**Exercise task**
Show every line below where "SETUP" can be found.
* * * * * * * * *
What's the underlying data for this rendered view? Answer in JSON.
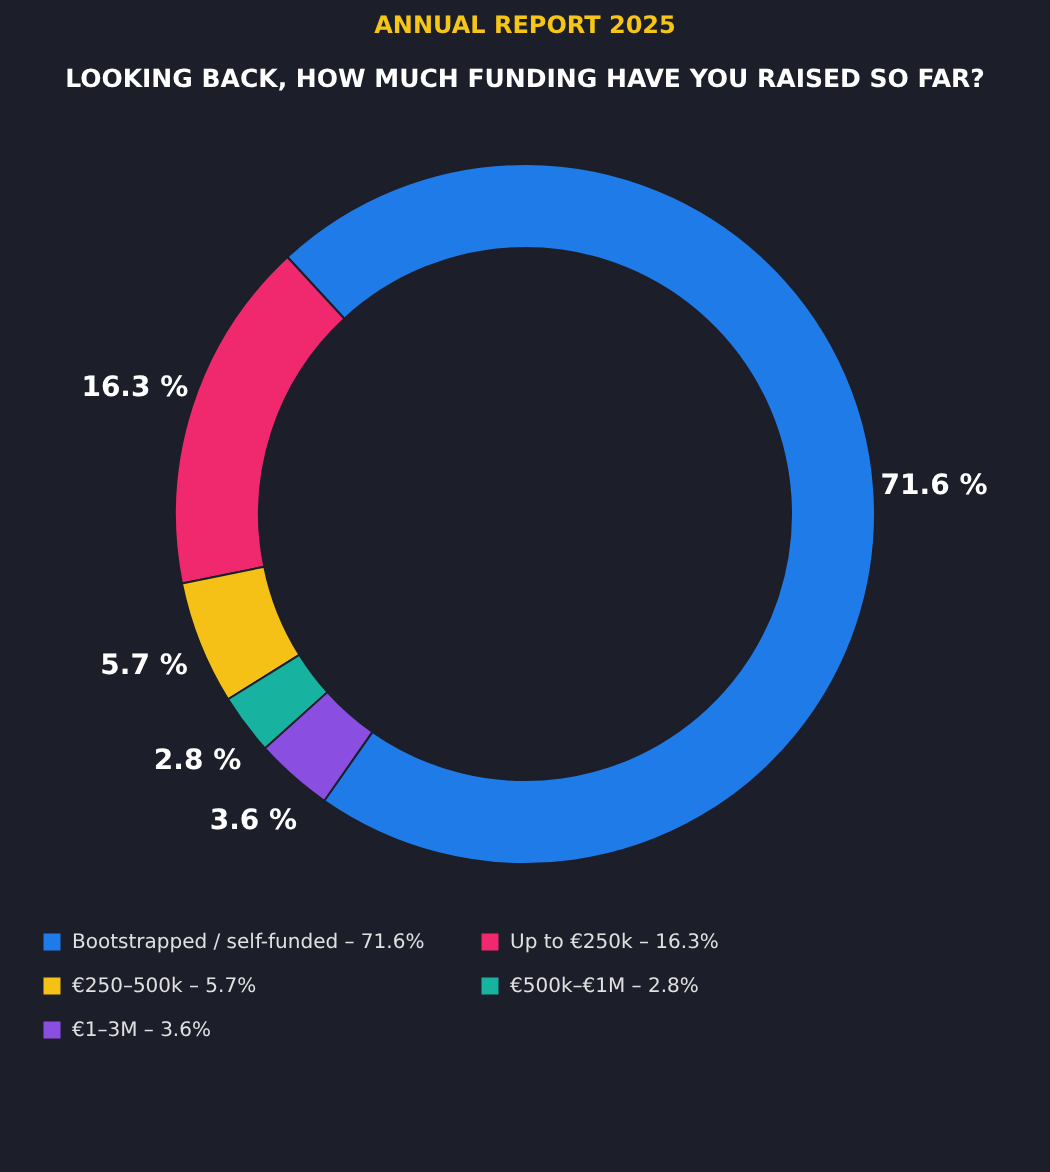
{
  "chart_data": {
    "type": "donut",
    "title": "ANNUAL REPORT 2025",
    "subtitle": "LOOKING BACK, HOW MUCH FUNDING HAVE YOU RAISED SO FAR?",
    "categories": [
      "Bootstrapped / self-funded – 71.6%",
      "Up to €250k – 16.3%",
      "€250–500k – 5.7%",
      "€500k–€1M – 2.8%",
      "€1–3M – 3.6%"
    ],
    "values": [
      71.6,
      16.3,
      5.7,
      2.8,
      3.6
    ],
    "colors": [
      "#1e7be8",
      "#f0286e",
      "#f5c116",
      "#17b2a0",
      "#8a4fe0"
    ],
    "value_labels": [
      "71.6 %",
      "16.3 %",
      "5.7 %",
      "2.8 %",
      "3.6 %"
    ],
    "legend": "bottom"
  }
}
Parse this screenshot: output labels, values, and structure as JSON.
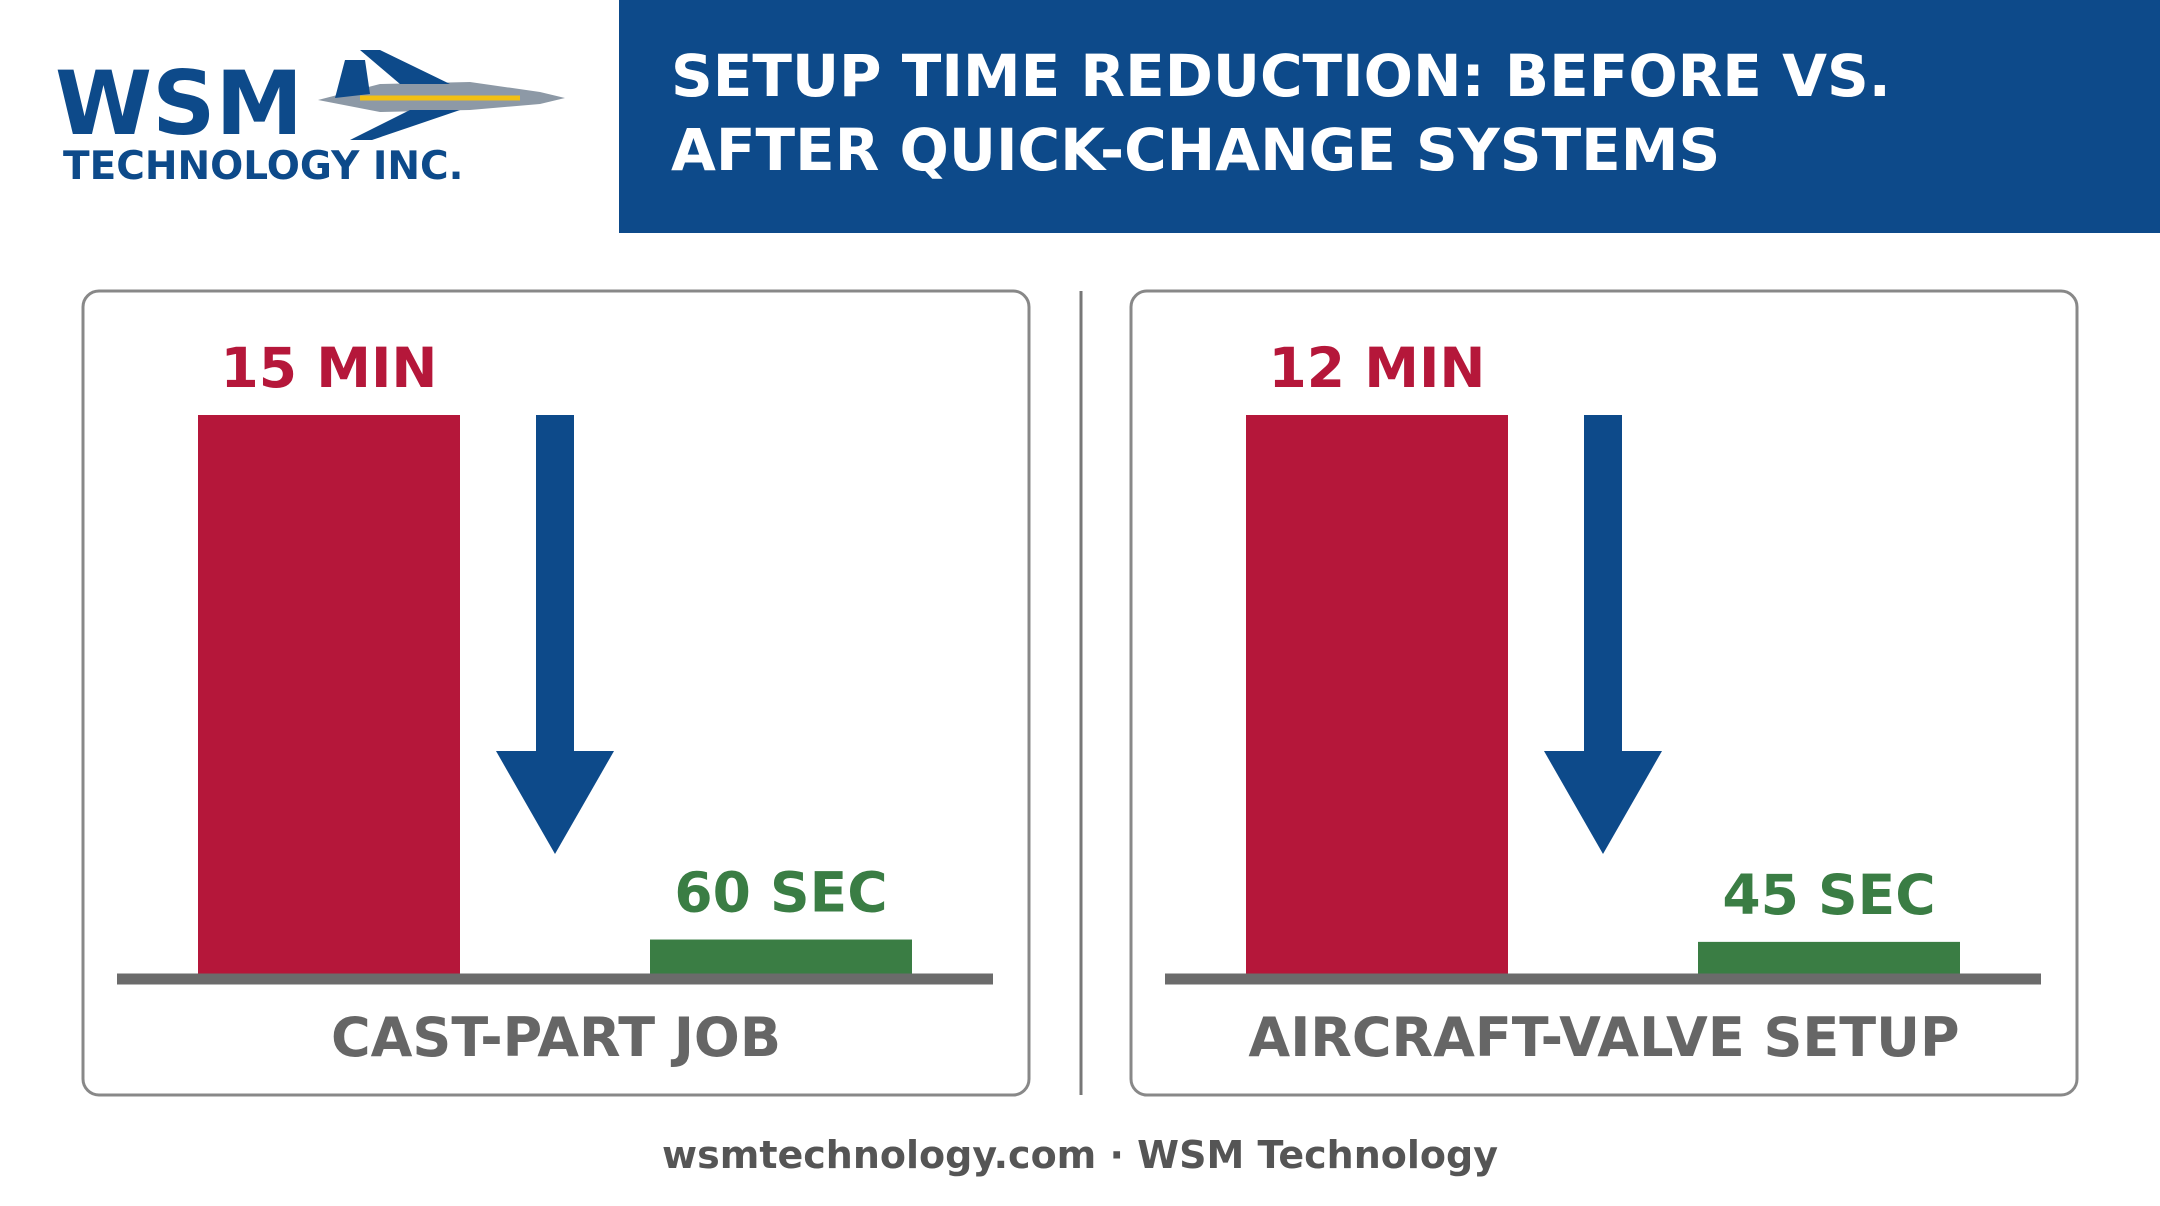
{
  "header": {
    "logo_main": "WSM",
    "logo_sub": "TECHNOLOGY INC.",
    "title_lines": [
      "SETUP TIME REDUCTION: BEFORE VS.",
      "AFTER QUICK-CHANGE SYSTEMS"
    ]
  },
  "chart_data": [
    {
      "type": "bar",
      "xlabel": "CAST-PART JOB",
      "values": [
        900,
        60
      ],
      "value_labels": [
        "15 MIN",
        "60 SEC"
      ],
      "colors": [
        "#b5173a",
        "#3a7d44"
      ]
    },
    {
      "type": "bar",
      "xlabel": "AIRCRAFT-VALVE SETUP",
      "values": [
        720,
        45
      ],
      "value_labels": [
        "12 MIN",
        "45 SEC"
      ],
      "colors": [
        "#b5173a",
        "#3a7d44"
      ]
    }
  ],
  "footer": "wsmtechnology.com · WSM Technology"
}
* * * * * * * * *
**Solved exercise**
      "SETUP TIME REDUCTION: BEFORE VS.",
      "xlabel": "AIRCRAFT-VALVE SETUP",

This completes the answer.